• [WHAT IS BEING ASKED]
Hunt for the word "JSON" across the entries below, copying each line that holds it.

· · · · ·

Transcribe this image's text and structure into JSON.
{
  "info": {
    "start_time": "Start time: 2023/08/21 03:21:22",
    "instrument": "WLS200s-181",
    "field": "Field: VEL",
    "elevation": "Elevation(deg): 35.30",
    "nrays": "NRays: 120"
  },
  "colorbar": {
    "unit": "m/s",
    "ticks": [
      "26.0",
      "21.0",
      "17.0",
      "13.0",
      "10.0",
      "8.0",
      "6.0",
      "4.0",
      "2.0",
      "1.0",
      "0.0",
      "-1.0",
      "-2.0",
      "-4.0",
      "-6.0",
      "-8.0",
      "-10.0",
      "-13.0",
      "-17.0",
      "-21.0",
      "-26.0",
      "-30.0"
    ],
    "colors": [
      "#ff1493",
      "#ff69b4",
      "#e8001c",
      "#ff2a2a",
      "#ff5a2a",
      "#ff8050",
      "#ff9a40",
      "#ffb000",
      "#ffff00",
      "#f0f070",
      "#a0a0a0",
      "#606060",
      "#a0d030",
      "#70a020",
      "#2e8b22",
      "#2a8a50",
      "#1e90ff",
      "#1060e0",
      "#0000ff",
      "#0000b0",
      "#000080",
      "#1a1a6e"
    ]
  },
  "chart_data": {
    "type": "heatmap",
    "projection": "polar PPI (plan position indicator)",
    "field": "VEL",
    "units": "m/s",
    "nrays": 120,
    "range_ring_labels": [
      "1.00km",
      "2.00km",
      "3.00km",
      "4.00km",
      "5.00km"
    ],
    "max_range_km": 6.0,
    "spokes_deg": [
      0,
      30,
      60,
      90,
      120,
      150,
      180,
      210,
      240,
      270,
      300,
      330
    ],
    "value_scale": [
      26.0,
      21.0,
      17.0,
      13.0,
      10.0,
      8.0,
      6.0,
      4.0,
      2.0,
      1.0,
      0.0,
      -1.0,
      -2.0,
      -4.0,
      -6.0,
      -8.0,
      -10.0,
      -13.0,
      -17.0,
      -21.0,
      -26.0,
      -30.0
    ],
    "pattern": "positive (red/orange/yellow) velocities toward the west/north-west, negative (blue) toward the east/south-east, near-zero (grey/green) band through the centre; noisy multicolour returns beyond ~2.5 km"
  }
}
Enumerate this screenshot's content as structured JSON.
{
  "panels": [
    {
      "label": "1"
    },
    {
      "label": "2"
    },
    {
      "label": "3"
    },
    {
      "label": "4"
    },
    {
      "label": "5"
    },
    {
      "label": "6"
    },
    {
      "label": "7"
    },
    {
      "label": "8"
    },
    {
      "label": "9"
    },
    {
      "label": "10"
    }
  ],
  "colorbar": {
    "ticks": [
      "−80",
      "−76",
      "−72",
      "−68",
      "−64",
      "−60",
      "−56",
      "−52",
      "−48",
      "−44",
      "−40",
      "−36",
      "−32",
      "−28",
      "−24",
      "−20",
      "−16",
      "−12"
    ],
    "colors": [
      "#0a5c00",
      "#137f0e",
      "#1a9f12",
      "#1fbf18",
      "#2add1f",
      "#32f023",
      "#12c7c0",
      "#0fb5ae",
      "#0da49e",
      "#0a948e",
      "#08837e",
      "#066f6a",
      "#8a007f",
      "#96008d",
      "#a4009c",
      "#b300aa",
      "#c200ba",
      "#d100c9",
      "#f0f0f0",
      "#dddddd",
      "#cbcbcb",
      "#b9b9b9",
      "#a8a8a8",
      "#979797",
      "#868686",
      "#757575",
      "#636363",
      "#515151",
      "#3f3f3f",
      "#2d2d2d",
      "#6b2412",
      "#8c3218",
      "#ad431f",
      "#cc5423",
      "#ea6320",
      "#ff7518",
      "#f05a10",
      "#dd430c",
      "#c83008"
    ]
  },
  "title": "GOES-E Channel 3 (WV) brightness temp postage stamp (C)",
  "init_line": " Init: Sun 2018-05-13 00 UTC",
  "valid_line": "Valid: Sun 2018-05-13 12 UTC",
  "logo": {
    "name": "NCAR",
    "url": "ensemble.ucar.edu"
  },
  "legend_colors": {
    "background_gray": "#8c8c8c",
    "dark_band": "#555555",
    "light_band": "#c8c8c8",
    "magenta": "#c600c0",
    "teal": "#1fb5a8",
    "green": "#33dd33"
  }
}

· · · · ·

• [TASK RESULT]
Transcribe this image's text and structure into JSON.
Enumerate this screenshot's content as structured JSON.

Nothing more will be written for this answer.